◆ **Short problem**:
Omit every picture, then give all the entries again exactly.

◆ **Information supplied**:
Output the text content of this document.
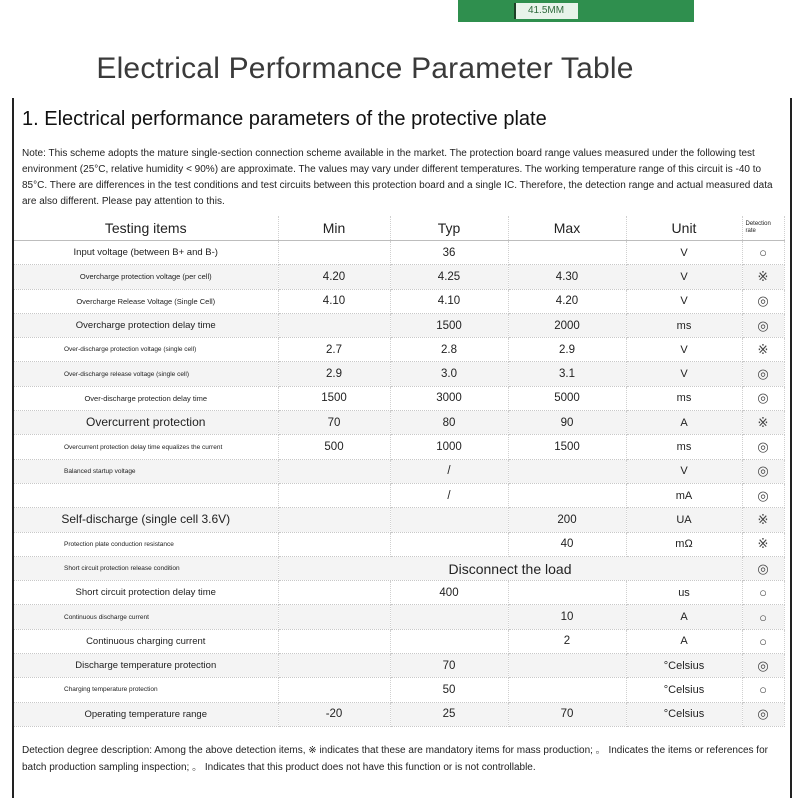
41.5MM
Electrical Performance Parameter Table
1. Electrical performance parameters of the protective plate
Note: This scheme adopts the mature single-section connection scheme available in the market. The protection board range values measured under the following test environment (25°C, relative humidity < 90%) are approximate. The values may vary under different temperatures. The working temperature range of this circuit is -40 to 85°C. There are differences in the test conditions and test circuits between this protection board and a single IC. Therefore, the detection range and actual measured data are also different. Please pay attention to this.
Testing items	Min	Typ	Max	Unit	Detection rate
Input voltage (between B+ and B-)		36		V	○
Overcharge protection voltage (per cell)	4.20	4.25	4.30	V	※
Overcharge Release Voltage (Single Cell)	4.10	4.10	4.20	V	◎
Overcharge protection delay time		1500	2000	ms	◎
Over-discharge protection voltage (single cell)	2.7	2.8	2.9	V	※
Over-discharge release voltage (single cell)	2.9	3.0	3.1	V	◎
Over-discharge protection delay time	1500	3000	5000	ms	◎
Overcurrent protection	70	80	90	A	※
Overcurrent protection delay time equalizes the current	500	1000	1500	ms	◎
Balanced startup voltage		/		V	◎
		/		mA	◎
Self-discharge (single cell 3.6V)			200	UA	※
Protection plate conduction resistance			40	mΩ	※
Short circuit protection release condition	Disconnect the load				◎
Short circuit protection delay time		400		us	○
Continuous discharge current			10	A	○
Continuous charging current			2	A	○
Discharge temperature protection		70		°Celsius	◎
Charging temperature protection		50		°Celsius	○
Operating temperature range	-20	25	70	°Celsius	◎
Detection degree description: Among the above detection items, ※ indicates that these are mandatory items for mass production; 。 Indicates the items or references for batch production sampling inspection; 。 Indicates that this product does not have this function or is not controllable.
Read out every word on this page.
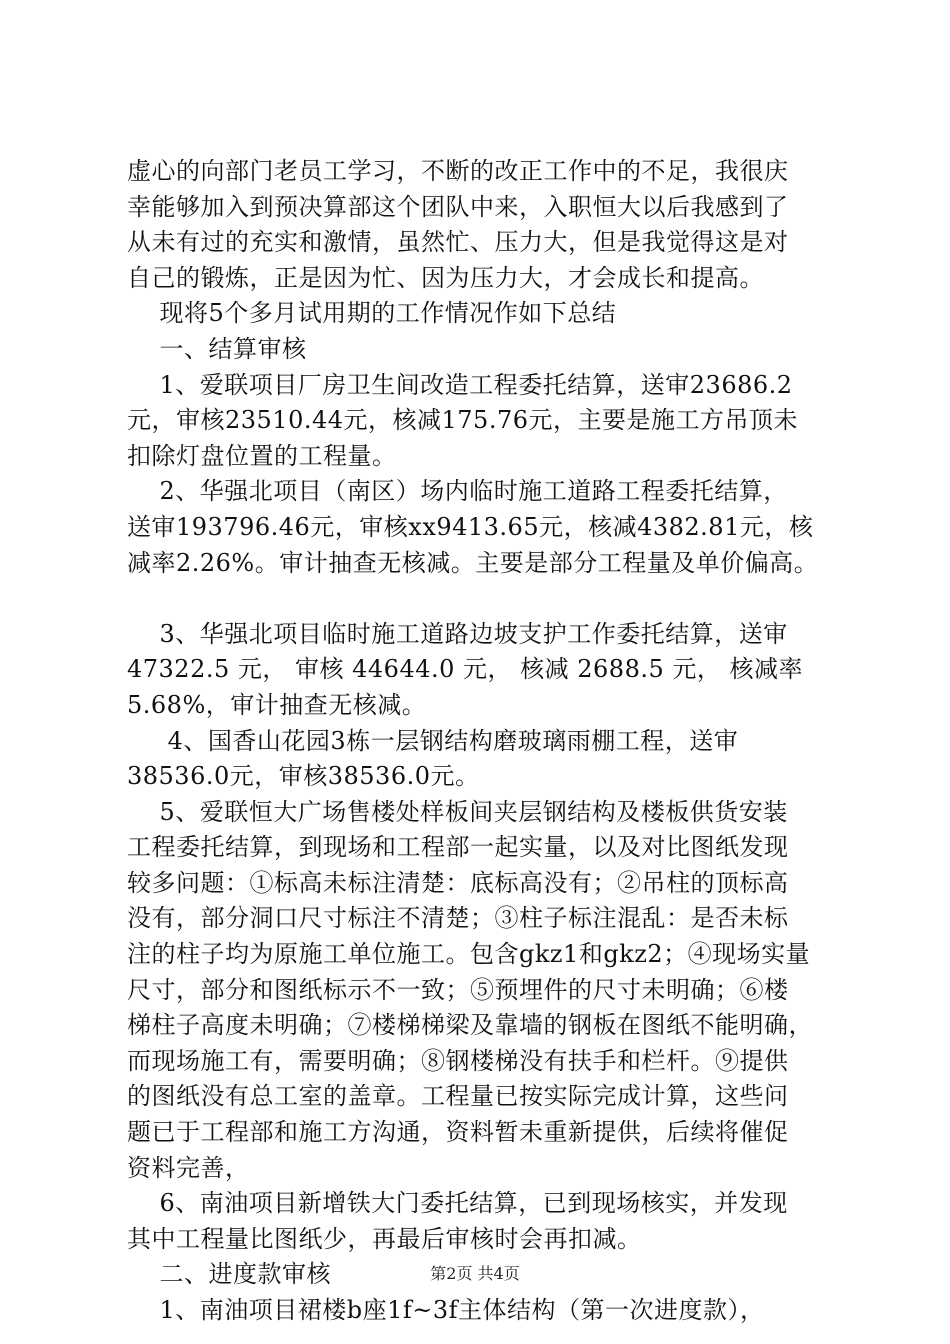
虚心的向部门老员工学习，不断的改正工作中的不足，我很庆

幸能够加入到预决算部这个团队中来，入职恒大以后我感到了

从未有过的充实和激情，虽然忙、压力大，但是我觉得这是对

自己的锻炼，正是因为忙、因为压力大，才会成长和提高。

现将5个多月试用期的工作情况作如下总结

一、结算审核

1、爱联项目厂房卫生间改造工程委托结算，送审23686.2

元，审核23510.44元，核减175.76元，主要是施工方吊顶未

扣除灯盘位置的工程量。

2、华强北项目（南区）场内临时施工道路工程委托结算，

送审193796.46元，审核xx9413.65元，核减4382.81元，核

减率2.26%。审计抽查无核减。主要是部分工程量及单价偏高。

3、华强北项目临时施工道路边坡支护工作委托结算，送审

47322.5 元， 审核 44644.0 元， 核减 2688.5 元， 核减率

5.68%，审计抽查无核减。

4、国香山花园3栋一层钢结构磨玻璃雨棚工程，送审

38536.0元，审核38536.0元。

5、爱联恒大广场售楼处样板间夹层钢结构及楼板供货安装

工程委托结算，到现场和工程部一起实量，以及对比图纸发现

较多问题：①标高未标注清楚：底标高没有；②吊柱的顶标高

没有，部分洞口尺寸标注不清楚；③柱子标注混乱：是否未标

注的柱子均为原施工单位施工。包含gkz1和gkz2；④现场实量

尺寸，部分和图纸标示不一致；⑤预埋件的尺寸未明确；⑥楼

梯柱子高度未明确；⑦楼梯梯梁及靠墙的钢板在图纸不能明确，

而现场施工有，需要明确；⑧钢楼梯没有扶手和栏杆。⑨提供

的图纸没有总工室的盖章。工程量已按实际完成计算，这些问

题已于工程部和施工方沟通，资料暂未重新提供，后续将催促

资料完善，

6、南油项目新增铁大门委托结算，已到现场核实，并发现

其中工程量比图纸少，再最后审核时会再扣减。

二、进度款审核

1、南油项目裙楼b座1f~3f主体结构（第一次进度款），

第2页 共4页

◆ **Answer for the task**:
Output the text content of this document.
41.5MM
Electrical Performance Parameter Table
1. Electrical performance parameters of the protective plate
Note: This scheme adopts the mature single-section connection scheme available in the market. The protection board range values measured under the following test environment (25°C, relative humidity < 90%) are approximate. The values may vary under different temperatures. The working temperature range of this circuit is -40 to 85°C. There are differences in the test conditions and test circuits between this protection board and a single IC. Therefore, the detection range and actual measured data are also different. Please pay attention to this.
Testing items	Min	Typ	Max	Unit	Detection rate
Input voltage (between B+ and B-)		36		V	○
Overcharge protection voltage (per cell)	4.20	4.25	4.30	V	※
Overcharge Release Voltage (Single Cell)	4.10	4.10	4.20	V	◎
Overcharge protection delay time		1500	2000	ms	◎
Over-discharge protection voltage (single cell)	2.7	2.8	2.9	V	※
Over-discharge release voltage (single cell)	2.9	3.0	3.1	V	◎
Over-discharge protection delay time	1500	3000	5000	ms	◎
Overcurrent protection	70	80	90	A	※
Overcurrent protection delay time equalizes the current	500	1000	1500	ms	◎
Balanced startup voltage		/		V	◎
		/		mA	◎
Self-discharge (single cell 3.6V)			200	UA	※
Protection plate conduction resistance			40	mΩ	※
Short circuit protection release condition	Disconnect the load				◎
Short circuit protection delay time		400		us	○
Continuous discharge current			10	A	○
Continuous charging current			2	A	○
Discharge temperature protection		70		°Celsius	◎
Charging temperature protection		50		°Celsius	○
Operating temperature range	-20	25	70	°Celsius	◎
Detection degree description: Among the above detection items, ※ indicates that these are mandatory items for mass production; 。 Indicates the items or references for batch production sampling inspection; 。 Indicates that this product does not have this function or is not controllable.
Read out every word on this page.
虚心的向部门老员工学习，不断的改正工作中的不足，我很庆

幸能够加入到预决算部这个团队中来，入职恒大以后我感到了

从未有过的充实和激情，虽然忙、压力大，但是我觉得这是对

自己的锻炼，正是因为忙、因为压力大，才会成长和提高。

现将5个多月试用期的工作情况作如下总结

一、结算审核

1、爱联项目厂房卫生间改造工程委托结算，送审23686.2

元，审核23510.44元，核减175.76元，主要是施工方吊顶未

扣除灯盘位置的工程量。

2、华强北项目（南区）场内临时施工道路工程委托结算，

送审193796.46元，审核xx9413.65元，核减4382.81元，核

减率2.26%。审计抽查无核减。主要是部分工程量及单价偏高。

3、华强北项目临时施工道路边坡支护工作委托结算，送审

47322.5 元， 审核 44644.0 元， 核减 2688.5 元， 核减率

5.68%，审计抽查无核减。

4、国香山花园3栋一层钢结构磨玻璃雨棚工程，送审

38536.0元，审核38536.0元。

5、爱联恒大广场售楼处样板间夹层钢结构及楼板供货安装

工程委托结算，到现场和工程部一起实量，以及对比图纸发现

较多问题：①标高未标注清楚：底标高没有；②吊柱的顶标高

没有，部分洞口尺寸标注不清楚；③柱子标注混乱：是否未标

注的柱子均为原施工单位施工。包含gkz1和gkz2；④现场实量

尺寸，部分和图纸标示不一致；⑤预埋件的尺寸未明确；⑥楼

梯柱子高度未明确；⑦楼梯梯梁及靠墙的钢板在图纸不能明确，

而现场施工有，需要明确；⑧钢楼梯没有扶手和栏杆。⑨提供

的图纸没有总工室的盖章。工程量已按实际完成计算，这些问

题已于工程部和施工方沟通，资料暂未重新提供，后续将催促

资料完善，

6、南油项目新增铁大门委托结算，已到现场核实，并发现

其中工程量比图纸少，再最后审核时会再扣减。

二、进度款审核

1、南油项目裙楼b座1f~3f主体结构（第一次进度款），

第2页 共4页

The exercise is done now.